(Data records)
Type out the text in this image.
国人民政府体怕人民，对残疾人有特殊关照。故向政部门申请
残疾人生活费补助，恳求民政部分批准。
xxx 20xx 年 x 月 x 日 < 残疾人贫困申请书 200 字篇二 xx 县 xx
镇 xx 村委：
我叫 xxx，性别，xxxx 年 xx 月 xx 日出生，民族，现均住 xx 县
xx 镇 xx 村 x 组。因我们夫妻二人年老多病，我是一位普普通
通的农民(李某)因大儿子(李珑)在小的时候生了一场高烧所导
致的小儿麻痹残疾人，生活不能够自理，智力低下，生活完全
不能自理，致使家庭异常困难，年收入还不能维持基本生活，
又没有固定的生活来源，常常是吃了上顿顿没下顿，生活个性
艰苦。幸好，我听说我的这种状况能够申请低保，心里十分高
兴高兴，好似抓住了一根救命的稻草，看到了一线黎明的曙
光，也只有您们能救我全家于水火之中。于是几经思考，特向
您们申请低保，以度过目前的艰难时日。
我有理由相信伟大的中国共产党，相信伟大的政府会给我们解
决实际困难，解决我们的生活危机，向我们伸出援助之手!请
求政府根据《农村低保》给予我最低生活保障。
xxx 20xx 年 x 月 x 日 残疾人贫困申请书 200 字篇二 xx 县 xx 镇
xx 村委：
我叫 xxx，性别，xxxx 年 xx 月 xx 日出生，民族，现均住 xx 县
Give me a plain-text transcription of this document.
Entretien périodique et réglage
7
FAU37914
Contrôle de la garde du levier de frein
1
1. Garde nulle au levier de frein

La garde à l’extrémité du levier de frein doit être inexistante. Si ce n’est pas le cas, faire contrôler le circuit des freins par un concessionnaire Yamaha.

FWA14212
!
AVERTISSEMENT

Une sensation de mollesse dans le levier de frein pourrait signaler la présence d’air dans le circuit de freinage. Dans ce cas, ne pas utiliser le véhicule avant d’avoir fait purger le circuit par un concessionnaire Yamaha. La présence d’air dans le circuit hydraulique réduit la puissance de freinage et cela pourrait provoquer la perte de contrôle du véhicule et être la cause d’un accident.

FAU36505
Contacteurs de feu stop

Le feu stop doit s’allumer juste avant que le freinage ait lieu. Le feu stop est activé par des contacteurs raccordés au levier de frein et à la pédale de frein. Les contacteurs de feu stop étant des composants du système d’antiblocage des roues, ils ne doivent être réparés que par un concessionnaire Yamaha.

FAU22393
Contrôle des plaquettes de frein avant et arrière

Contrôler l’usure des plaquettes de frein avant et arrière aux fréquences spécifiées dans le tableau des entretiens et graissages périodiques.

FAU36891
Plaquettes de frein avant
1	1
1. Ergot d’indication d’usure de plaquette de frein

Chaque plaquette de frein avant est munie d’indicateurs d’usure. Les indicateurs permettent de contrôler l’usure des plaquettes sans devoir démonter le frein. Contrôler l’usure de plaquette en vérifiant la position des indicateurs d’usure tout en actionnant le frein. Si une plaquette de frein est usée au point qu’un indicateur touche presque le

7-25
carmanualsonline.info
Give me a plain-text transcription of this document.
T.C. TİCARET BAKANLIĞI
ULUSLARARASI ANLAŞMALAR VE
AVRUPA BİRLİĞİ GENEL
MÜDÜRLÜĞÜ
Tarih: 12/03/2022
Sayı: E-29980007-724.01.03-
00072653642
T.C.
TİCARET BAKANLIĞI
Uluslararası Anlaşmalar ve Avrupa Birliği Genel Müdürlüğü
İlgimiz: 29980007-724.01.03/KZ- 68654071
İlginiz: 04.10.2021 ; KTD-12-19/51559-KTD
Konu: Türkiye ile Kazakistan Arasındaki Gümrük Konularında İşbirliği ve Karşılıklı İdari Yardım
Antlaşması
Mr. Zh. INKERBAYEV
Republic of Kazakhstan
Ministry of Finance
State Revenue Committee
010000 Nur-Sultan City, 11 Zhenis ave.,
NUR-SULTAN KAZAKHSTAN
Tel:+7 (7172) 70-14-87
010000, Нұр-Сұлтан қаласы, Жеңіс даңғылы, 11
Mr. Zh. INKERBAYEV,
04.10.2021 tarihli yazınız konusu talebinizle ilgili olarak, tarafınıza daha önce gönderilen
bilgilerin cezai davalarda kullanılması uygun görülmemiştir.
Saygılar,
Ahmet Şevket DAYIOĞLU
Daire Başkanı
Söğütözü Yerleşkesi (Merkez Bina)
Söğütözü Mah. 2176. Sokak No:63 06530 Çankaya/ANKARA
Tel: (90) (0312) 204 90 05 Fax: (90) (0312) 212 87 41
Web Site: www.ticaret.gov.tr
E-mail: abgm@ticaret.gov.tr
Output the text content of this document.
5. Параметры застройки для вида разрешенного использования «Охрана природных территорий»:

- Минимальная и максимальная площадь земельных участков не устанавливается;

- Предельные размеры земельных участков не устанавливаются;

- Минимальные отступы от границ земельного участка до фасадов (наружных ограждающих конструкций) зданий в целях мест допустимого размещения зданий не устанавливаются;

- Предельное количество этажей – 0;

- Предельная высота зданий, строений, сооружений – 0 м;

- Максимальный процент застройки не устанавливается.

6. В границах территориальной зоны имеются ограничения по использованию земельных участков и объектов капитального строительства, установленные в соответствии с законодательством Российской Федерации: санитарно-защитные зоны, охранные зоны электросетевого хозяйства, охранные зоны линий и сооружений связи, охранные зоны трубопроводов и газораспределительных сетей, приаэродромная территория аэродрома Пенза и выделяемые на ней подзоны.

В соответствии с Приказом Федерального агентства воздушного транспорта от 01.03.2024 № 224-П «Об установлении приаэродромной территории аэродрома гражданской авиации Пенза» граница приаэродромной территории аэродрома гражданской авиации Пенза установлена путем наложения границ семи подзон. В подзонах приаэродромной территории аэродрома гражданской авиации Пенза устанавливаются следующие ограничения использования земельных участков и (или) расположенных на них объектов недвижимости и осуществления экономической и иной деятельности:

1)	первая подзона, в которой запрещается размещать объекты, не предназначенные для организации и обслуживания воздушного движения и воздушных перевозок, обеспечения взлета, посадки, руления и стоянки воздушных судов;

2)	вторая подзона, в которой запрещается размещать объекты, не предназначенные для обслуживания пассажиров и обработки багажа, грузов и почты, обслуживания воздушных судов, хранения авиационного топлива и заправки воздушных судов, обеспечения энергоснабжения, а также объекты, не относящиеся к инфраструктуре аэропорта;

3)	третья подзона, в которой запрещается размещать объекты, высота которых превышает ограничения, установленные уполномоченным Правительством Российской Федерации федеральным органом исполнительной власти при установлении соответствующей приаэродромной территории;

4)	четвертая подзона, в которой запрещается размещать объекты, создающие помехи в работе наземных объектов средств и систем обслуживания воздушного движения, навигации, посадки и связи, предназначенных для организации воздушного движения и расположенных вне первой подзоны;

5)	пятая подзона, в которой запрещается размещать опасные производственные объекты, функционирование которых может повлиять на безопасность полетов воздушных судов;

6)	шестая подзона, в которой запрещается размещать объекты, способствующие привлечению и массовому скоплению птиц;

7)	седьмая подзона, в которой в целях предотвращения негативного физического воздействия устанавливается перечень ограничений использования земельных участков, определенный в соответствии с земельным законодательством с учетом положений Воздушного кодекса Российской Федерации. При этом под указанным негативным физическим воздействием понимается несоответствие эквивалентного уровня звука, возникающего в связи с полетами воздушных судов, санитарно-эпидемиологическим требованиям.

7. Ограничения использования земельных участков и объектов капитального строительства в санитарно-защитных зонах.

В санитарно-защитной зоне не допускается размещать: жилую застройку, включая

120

| EXERCISE DESCRIPTION |
Print the material once more, exactly.

| CORRECT RESPONSE |
Type out the text in this image.
国人民政府体怕人民，对残疾人有特殊关照。故向政部门申请
残疾人生活费补助，恳求民政部分批准。
xxx 20xx 年 x 月 x 日 < 残疾人贫困申请书 200 字篇二 xx 县 xx
镇 xx 村委：
我叫 xxx，性别，xxxx 年 xx 月 xx 日出生，民族，现均住 xx 县
xx 镇 xx 村 x 组。因我们夫妻二人年老多病，我是一位普普通
通的农民(李某)因大儿子(李珑)在小的时候生了一场高烧所导
致的小儿麻痹残疾人，生活不能够自理，智力低下，生活完全
不能自理，致使家庭异常困难，年收入还不能维持基本生活，
又没有固定的生活来源，常常是吃了上顿顿没下顿，生活个性
艰苦。幸好，我听说我的这种状况能够申请低保，心里十分高
兴高兴，好似抓住了一根救命的稻草，看到了一线黎明的曙
光，也只有您们能救我全家于水火之中。于是几经思考，特向
您们申请低保，以度过目前的艰难时日。
我有理由相信伟大的中国共产党，相信伟大的政府会给我们解
决实际困难，解决我们的生活危机，向我们伸出援助之手!请
求政府根据《农村低保》给予我最低生活保障。
xxx 20xx 年 x 月 x 日 残疾人贫困申请书 200 字篇二 xx 县 xx 镇
xx 村委：
我叫 xxx，性别，xxxx 年 xx 月 xx 日出生，民族，现均住 xx 县
Give me a plain-text transcription of this document.
Entretien périodique et réglage
7
FAU37914
Contrôle de la garde du levier de frein
1
1. Garde nulle au levier de frein

La garde à l’extrémité du levier de frein doit être inexistante. Si ce n’est pas le cas, faire contrôler le circuit des freins par un concessionnaire Yamaha.

FWA14212
!
AVERTISSEMENT

Une sensation de mollesse dans le levier de frein pourrait signaler la présence d’air dans le circuit de freinage. Dans ce cas, ne pas utiliser le véhicule avant d’avoir fait purger le circuit par un concessionnaire Yamaha. La présence d’air dans le circuit hydraulique réduit la puissance de freinage et cela pourrait provoquer la perte de contrôle du véhicule et être la cause d’un accident.

FAU36505
Contacteurs de feu stop

Le feu stop doit s’allumer juste avant que le freinage ait lieu. Le feu stop est activé par des contacteurs raccordés au levier de frein et à la pédale de frein. Les contacteurs de feu stop étant des composants du système d’antiblocage des roues, ils ne doivent être réparés que par un concessionnaire Yamaha.

FAU22393
Contrôle des plaquettes de frein avant et arrière

Contrôler l’usure des plaquettes de frein avant et arrière aux fréquences spécifiées dans le tableau des entretiens et graissages périodiques.

FAU36891
Plaquettes de frein avant
1	1
1. Ergot d’indication d’usure de plaquette de frein

Chaque plaquette de frein avant est munie d’indicateurs d’usure. Les indicateurs permettent de contrôler l’usure des plaquettes sans devoir démonter le frein. Contrôler l’usure de plaquette en vérifiant la position des indicateurs d’usure tout en actionnant le frein. Si une plaquette de frein est usée au point qu’un indicateur touche presque le

7-25
carmanualsonline.info
Give me a plain-text transcription of this document.
T.C. TİCARET BAKANLIĞI
ULUSLARARASI ANLAŞMALAR VE
AVRUPA BİRLİĞİ GENEL
MÜDÜRLÜĞÜ
Tarih: 12/03/2022
Sayı: E-29980007-724.01.03-
00072653642
T.C.
TİCARET BAKANLIĞI
Uluslararası Anlaşmalar ve Avrupa Birliği Genel Müdürlüğü
İlgimiz: 29980007-724.01.03/KZ- 68654071
İlginiz: 04.10.2021 ; KTD-12-19/51559-KTD
Konu: Türkiye ile Kazakistan Arasındaki Gümrük Konularında İşbirliği ve Karşılıklı İdari Yardım
Antlaşması
Mr. Zh. INKERBAYEV
Republic of Kazakhstan
Ministry of Finance
State Revenue Committee
010000 Nur-Sultan City, 11 Zhenis ave.,
NUR-SULTAN KAZAKHSTAN
Tel:+7 (7172) 70-14-87
010000, Нұр-Сұлтан қаласы, Жеңіс даңғылы, 11
Mr. Zh. INKERBAYEV,
04.10.2021 tarihli yazınız konusu talebinizle ilgili olarak, tarafınıza daha önce gönderilen
bilgilerin cezai davalarda kullanılması uygun görülmemiştir.
Saygılar,
Ahmet Şevket DAYIOĞLU
Daire Başkanı
Söğütözü Yerleşkesi (Merkez Bina)
Söğütözü Mah. 2176. Sokak No:63 06530 Çankaya/ANKARA
Tel: (90) (0312) 204 90 05 Fax: (90) (0312) 212 87 41
Web Site: www.ticaret.gov.tr
E-mail: abgm@ticaret.gov.tr
Output the text content of this document.
5. Параметры застройки для вида разрешенного использования «Охрана природных территорий»:

- Минимальная и максимальная площадь земельных участков не устанавливается;

- Предельные размеры земельных участков не устанавливаются;

- Минимальные отступы от границ земельного участка до фасадов (наружных ограждающих конструкций) зданий в целях мест допустимого размещения зданий не устанавливаются;

- Предельное количество этажей – 0;

- Предельная высота зданий, строений, сооружений – 0 м;

- Максимальный процент застройки не устанавливается.

6. В границах территориальной зоны имеются ограничения по использованию земельных участков и объектов капитального строительства, установленные в соответствии с законодательством Российской Федерации: санитарно-защитные зоны, охранные зоны электросетевого хозяйства, охранные зоны линий и сооружений связи, охранные зоны трубопроводов и газораспределительных сетей, приаэродромная территория аэродрома Пенза и выделяемые на ней подзоны.

В соответствии с Приказом Федерального агентства воздушного транспорта от 01.03.2024 № 224-П «Об установлении приаэродромной территории аэродрома гражданской авиации Пенза» граница приаэродромной территории аэродрома гражданской авиации Пенза установлена путем наложения границ семи подзон. В подзонах приаэродромной территории аэродрома гражданской авиации Пенза устанавливаются следующие ограничения использования земельных участков и (или) расположенных на них объектов недвижимости и осуществления экономической и иной деятельности:

1)	первая подзона, в которой запрещается размещать объекты, не предназначенные для организации и обслуживания воздушного движения и воздушных перевозок, обеспечения взлета, посадки, руления и стоянки воздушных судов;

2)	вторая подзона, в которой запрещается размещать объекты, не предназначенные для обслуживания пассажиров и обработки багажа, грузов и почты, обслуживания воздушных судов, хранения авиационного топлива и заправки воздушных судов, обеспечения энергоснабжения, а также объекты, не относящиеся к инфраструктуре аэропорта;

3)	третья подзона, в которой запрещается размещать объекты, высота которых превышает ограничения, установленные уполномоченным Правительством Российской Федерации федеральным органом исполнительной власти при установлении соответствующей приаэродромной территории;

4)	четвертая подзона, в которой запрещается размещать объекты, создающие помехи в работе наземных объектов средств и систем обслуживания воздушного движения, навигации, посадки и связи, предназначенных для организации воздушного движения и расположенных вне первой подзоны;

5)	пятая подзона, в которой запрещается размещать опасные производственные объекты, функционирование которых может повлиять на безопасность полетов воздушных судов;

6)	шестая подзона, в которой запрещается размещать объекты, способствующие привлечению и массовому скоплению птиц;

7)	седьмая подзона, в которой в целях предотвращения негативного физического воздействия устанавливается перечень ограничений использования земельных участков, определенный в соответствии с земельным законодательством с учетом положений Воздушного кодекса Российской Федерации. При этом под указанным негативным физическим воздействием понимается несоответствие эквивалентного уровня звука, возникающего в связи с полетами воздушных судов, санитарно-эпидемиологическим требованиям.

7. Ограничения использования земельных участков и объектов капитального строительства в санитарно-защитных зонах.

В санитарно-защитной зоне не допускается размещать: жилую застройку, включая

120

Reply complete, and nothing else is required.